-- Activity A --
According to the passage on PCB assembly pricing, which fees are spread across more boards when the assembly quantity is higher?
-- Activity B --
Carry on the passage on PCB assembly pricing from its last sentence.

━━ Provided passage ━━

Economic factors are tricky to handle. Making the assembly per unit as cheap as possible requires tactics and experience. Some of the PCB assembly price affected by economic tactics are –

  • Lead Time – Urgency or less lead time fetches PCB assembly cost. More lead time results in less PCB assembly price. The lead time cost may rise exponentially if a bulk assembly is ordered for a lesser lead time. Hence lead time must be factored in very carefully. PCBs with more through-hole components might have a higher lead time for bulk assemblies.
  • Assembly Quantity – Assembly quantity matters a lot and is a substantial fraction of the PCB assembly cost. Higher assembly quantities for PCB or joining two or more orders enjoy the benefit of the economy of scale. The setup fee and engineering fee are distributed over more PCBs which also reduces the PCB assembly cost. The higher number also reduced the PCB assembly cost for logistics. Inversely, we can say that a small number ( say for prototypes) will cost more per unit.
  • Addition of services from the same vendor – Services like fabrication and conformal coating if ordered from the same vendor, are eligible for heavy discounts. Old and good relations with vendors can also levy a discount on the assembly.

━━━
━━ Data to examine ━━

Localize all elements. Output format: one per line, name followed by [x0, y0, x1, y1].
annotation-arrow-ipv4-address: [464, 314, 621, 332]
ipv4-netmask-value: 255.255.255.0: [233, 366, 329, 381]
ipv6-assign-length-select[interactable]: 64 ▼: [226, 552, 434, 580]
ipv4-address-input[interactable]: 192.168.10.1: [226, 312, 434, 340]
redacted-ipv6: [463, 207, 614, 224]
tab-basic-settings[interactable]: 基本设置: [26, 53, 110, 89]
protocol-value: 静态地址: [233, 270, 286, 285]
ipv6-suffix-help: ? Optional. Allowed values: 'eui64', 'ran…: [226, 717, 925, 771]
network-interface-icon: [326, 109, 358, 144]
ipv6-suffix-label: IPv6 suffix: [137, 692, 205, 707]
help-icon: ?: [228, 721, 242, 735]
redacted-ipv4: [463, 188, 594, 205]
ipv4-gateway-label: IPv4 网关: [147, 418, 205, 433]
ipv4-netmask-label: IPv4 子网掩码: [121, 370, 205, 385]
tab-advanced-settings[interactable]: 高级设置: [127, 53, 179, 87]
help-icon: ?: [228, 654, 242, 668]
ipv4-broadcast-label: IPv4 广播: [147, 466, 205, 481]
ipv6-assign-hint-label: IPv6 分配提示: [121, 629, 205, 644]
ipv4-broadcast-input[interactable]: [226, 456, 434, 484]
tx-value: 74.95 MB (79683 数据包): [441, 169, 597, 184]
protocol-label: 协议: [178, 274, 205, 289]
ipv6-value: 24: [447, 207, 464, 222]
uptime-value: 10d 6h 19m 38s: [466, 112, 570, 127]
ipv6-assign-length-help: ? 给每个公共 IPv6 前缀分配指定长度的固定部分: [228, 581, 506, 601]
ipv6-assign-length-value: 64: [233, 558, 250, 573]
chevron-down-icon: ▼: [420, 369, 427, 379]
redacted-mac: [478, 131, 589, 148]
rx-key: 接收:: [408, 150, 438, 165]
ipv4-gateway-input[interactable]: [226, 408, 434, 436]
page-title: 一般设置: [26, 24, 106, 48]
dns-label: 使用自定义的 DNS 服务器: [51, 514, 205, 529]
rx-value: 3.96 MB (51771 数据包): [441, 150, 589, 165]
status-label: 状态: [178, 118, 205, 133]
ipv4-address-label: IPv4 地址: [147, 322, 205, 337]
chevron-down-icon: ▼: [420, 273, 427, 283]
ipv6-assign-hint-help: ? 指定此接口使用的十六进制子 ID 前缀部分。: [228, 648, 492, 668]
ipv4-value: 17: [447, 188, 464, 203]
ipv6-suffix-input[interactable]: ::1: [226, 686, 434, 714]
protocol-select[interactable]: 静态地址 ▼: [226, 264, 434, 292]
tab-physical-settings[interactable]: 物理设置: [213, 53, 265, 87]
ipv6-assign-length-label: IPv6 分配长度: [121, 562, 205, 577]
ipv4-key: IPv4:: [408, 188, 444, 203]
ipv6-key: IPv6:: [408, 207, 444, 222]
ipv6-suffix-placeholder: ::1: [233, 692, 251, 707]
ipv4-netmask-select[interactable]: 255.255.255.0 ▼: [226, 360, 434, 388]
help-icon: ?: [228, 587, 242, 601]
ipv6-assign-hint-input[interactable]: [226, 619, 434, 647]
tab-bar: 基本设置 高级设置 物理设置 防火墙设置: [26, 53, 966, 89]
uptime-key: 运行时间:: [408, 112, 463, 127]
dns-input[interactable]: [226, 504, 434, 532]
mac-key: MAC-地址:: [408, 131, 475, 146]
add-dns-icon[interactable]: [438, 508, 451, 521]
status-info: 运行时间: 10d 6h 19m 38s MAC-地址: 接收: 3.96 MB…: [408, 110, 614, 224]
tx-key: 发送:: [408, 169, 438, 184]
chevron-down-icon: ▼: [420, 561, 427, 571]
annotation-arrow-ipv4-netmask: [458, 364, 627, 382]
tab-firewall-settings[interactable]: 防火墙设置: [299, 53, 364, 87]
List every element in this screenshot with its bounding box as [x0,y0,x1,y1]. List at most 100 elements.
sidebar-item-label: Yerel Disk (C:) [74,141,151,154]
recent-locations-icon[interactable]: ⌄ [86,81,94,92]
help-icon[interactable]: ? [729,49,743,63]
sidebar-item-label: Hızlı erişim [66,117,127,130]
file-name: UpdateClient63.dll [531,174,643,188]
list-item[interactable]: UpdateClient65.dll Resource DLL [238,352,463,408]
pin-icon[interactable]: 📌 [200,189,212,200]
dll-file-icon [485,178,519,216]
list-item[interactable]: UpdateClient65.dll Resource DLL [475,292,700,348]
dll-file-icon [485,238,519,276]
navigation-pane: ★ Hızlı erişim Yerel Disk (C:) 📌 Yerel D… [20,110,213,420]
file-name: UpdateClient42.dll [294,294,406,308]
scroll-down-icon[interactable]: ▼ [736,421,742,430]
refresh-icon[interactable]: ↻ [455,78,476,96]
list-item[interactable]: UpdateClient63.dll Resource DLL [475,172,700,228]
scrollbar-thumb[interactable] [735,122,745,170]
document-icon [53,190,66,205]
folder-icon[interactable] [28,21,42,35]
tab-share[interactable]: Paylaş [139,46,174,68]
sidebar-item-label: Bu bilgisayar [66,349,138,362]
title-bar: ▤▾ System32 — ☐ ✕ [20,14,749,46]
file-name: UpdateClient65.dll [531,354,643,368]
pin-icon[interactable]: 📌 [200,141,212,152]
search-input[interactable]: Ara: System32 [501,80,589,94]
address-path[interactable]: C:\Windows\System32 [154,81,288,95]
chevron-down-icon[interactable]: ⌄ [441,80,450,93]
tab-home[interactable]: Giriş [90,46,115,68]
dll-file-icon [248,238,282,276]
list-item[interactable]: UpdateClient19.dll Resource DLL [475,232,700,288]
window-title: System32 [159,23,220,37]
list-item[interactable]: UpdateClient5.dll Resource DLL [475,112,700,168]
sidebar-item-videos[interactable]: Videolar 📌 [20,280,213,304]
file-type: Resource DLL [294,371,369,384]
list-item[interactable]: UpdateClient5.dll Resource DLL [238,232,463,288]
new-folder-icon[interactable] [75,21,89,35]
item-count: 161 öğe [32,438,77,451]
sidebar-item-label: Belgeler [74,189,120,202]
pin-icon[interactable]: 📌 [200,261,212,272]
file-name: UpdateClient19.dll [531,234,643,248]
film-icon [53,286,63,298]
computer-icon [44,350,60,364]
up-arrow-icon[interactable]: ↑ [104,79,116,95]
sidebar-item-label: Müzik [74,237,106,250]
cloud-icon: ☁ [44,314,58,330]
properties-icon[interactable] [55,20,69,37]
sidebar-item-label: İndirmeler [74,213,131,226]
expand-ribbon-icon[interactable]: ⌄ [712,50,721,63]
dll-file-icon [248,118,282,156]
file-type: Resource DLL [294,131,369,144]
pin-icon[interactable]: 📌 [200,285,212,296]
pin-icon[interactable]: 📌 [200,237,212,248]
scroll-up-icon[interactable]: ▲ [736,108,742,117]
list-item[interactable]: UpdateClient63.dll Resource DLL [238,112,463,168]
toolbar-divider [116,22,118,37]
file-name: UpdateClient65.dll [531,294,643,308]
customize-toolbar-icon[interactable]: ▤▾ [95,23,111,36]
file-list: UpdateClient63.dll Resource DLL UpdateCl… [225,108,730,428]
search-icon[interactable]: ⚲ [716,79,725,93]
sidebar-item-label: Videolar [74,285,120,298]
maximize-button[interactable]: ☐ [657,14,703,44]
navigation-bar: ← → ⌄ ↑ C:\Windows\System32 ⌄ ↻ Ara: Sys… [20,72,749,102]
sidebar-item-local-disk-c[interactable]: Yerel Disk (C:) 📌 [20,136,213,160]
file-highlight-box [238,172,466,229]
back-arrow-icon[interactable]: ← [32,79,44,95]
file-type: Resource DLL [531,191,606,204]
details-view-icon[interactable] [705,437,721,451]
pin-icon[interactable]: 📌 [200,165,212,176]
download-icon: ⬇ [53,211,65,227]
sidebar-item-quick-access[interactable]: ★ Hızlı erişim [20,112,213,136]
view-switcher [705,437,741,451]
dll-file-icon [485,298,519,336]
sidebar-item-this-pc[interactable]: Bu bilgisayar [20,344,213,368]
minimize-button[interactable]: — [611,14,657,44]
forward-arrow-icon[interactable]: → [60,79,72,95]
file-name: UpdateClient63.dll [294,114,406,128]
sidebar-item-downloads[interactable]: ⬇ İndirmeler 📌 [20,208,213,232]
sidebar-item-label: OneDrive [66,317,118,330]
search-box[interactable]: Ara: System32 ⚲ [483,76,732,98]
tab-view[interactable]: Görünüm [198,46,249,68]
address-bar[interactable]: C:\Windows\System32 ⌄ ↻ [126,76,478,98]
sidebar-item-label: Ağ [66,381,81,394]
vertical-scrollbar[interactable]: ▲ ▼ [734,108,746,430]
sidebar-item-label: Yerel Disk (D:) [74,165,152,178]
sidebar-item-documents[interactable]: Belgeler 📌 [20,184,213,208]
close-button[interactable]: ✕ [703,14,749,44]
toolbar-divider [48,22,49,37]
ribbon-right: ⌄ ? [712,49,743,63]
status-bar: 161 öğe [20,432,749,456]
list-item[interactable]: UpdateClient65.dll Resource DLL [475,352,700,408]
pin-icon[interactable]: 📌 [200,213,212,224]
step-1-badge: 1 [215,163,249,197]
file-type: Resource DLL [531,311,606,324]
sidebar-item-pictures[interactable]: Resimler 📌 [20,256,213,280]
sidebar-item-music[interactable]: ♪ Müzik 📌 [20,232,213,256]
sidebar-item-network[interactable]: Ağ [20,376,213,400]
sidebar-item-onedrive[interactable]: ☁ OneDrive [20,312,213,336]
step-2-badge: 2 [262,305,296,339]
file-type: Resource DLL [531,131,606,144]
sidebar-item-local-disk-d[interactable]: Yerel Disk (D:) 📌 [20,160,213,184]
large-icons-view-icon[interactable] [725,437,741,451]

━━━

-- Task response A --
The setup fee and the engineering fee.

-- Task response B --
  • Applying for turnkey services – Turnkey services from vendors generally avail the discount for assembly. Many times turnkey components are cheaper than ordering them on your own. Turnkey services reduce hassle and may also reduce the overall PCB assembly cost.


Budgeting Tips for PCB Assembly

  • Using bigger or more general-sized components is much cheaper to assemble than smaller and unconventional ICs. It is not recommended to use very small components unless truly required. Smaller components might ease the design but will certainly need more PCB assembly cost.
  • Try to use as few components as possible. Fewer components on the PCB will result in lower PCB assembly costs (the quantity of the component should not be reduced at the cost of Mechanical integrity or Electrical integrity).
  • Use SMD or Through Hole components wisely as putting them on the same board is expensive. Using just SMD components not only reduces the PCB assembly price but also lead time as SMD components assembly is fully automated. However, if through-hole components are irreplaceable then try to use as few through-hole components as possible.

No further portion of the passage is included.